**SET EXERCISE**
Answer these questions from the ascent-rate text below.
(a) What usable term does the text suggest giving divers instead of "30 feet per minute"?
(b) How far are the divers told to walk in the suggested test?
(c) Which group does the text say will go slower and come closer to the desired rate?

··· SOURCE TEXT

Let us look just at the term 30 feet per minute. What does that mean? Can you walk at a rate of 30 feet per minute accurately? How about a rate of 45 feet/min or 70 feet per minute? How can you measure that while doing it? Can you tell when you are driving 45, 60, 60 mph without looking at your speedometer? It is fine for scientists to say 30 feet per minute, but it is not fine for dive instructors and leaders. We need to give divers a usable term such as two seconds per foot. Ahhh, now they can ascend by counting two seconds for every foot their hands move upwards on the anchor line, or they can look at their gauges and count “one-one-thousand, two-one-thousand” for every decreasing foot on the gauge during free ascents.

Never take what anyone says for face value. Go out and try it. Take a group of divers. Put their hands behind their backs (to hide their watches) and have them walk a length of 60 feet at “30 feet/min” and time them. Take another group and tell them “two seconds a foot” and see what happens. The divers in the latter group will go slower and be far closer to the rate we are looking for. Play with this in the water and see what happens. Also watch what happens when divers walk alone versus walking in a group. Peer pressure can be a powerful force.

······
··· ENTRIES PROVIDED

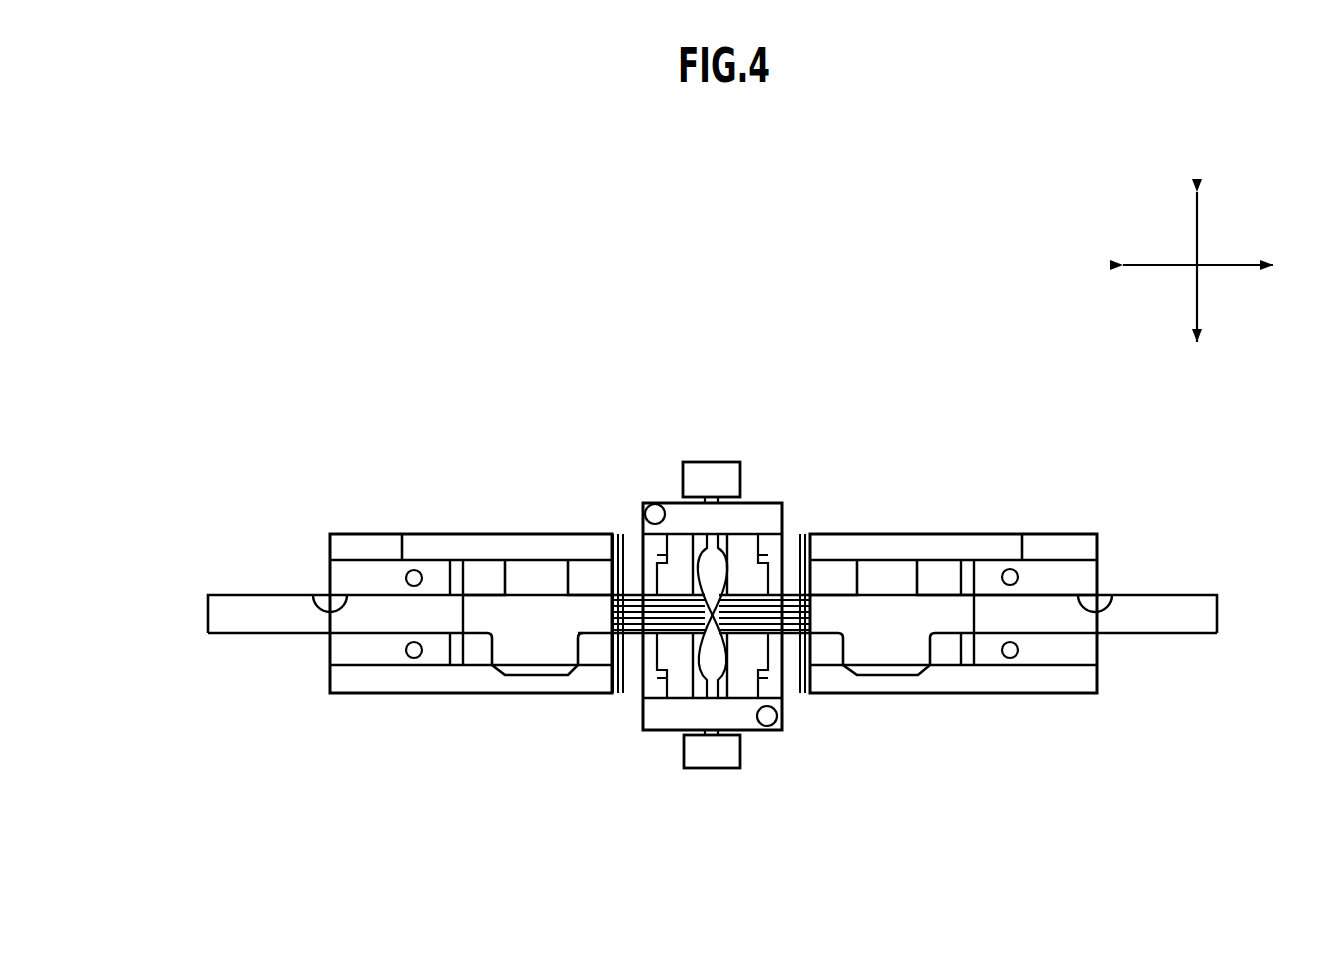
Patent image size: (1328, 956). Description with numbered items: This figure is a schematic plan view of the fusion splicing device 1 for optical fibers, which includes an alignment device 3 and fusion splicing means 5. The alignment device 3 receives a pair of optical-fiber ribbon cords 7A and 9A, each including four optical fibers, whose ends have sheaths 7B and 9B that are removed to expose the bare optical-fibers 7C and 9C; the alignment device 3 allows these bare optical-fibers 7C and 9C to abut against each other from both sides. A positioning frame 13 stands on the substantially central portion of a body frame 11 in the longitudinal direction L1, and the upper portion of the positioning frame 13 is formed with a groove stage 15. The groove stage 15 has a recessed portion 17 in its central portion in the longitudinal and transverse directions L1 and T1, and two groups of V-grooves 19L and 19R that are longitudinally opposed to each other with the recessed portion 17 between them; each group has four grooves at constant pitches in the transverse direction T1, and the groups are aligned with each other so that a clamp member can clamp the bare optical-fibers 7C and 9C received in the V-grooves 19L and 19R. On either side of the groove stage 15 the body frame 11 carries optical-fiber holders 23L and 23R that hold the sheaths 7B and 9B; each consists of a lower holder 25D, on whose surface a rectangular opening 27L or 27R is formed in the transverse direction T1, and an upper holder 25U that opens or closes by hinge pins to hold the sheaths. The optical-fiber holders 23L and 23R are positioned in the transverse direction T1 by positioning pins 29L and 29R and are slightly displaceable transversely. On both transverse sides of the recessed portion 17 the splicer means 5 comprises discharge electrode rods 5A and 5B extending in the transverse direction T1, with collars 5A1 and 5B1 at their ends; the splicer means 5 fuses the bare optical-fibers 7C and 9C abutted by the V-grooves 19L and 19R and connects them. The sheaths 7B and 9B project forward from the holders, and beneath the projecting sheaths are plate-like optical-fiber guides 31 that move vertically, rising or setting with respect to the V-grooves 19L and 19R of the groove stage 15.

······
··· ENTRIES PROVIDED

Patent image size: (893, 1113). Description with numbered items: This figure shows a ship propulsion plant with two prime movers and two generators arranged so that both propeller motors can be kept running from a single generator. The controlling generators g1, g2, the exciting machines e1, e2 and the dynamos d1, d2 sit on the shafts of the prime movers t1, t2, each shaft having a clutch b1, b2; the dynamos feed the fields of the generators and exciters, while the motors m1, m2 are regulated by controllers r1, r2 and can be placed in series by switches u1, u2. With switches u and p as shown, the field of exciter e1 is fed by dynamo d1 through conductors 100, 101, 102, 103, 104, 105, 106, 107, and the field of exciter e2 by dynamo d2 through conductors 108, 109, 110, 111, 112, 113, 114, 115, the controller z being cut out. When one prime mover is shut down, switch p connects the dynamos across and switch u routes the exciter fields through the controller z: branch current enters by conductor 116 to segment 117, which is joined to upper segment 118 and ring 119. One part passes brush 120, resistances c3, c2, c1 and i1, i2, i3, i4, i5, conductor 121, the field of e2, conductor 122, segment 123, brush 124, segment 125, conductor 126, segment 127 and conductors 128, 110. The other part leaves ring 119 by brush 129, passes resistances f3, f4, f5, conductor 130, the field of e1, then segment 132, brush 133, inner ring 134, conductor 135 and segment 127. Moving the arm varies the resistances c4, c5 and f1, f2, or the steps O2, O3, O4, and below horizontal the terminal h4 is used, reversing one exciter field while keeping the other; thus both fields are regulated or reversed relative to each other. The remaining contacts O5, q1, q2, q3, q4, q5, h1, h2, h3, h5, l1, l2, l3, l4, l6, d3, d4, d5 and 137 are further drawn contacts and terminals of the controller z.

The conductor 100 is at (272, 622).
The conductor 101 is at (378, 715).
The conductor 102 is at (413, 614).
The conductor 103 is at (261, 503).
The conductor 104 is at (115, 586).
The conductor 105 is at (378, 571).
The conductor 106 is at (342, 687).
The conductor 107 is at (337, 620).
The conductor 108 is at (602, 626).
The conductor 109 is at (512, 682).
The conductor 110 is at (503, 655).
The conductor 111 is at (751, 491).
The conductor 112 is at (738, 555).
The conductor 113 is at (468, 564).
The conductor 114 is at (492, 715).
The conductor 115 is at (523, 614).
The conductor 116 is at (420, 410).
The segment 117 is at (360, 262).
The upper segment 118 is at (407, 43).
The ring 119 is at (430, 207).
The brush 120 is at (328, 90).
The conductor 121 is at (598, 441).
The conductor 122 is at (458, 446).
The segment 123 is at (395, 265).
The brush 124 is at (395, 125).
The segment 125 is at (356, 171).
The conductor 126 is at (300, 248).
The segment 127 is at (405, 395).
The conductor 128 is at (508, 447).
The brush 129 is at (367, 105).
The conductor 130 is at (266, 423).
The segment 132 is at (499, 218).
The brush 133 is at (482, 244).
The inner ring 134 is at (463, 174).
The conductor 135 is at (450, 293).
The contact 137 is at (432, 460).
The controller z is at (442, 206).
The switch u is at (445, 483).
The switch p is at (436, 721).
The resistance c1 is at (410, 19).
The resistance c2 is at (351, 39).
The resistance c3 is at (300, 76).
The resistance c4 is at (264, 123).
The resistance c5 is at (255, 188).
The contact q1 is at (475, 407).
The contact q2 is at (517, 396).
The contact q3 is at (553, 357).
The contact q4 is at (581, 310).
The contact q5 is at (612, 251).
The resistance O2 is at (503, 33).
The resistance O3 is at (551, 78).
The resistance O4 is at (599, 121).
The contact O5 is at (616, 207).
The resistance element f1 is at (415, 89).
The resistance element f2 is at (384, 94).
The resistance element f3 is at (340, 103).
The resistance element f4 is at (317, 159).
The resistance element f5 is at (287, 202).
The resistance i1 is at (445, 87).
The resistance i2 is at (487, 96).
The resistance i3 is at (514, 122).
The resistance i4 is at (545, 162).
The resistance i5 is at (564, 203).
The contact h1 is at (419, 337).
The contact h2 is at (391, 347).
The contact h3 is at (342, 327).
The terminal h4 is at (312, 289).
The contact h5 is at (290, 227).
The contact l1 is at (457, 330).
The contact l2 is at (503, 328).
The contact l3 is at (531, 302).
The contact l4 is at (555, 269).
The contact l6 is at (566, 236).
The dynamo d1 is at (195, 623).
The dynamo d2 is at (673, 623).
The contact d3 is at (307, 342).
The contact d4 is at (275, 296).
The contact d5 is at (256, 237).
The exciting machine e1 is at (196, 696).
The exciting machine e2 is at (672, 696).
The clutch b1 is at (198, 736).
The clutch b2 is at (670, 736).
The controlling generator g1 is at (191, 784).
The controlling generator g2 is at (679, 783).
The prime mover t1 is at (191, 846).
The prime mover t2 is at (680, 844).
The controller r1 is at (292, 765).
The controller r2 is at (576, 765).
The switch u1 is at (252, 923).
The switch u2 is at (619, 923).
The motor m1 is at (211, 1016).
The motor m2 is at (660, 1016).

······

**THE SOLUTION**
(a) Two seconds per foot.
(b) A length of 60 feet.
(c) The group told "two seconds a foot."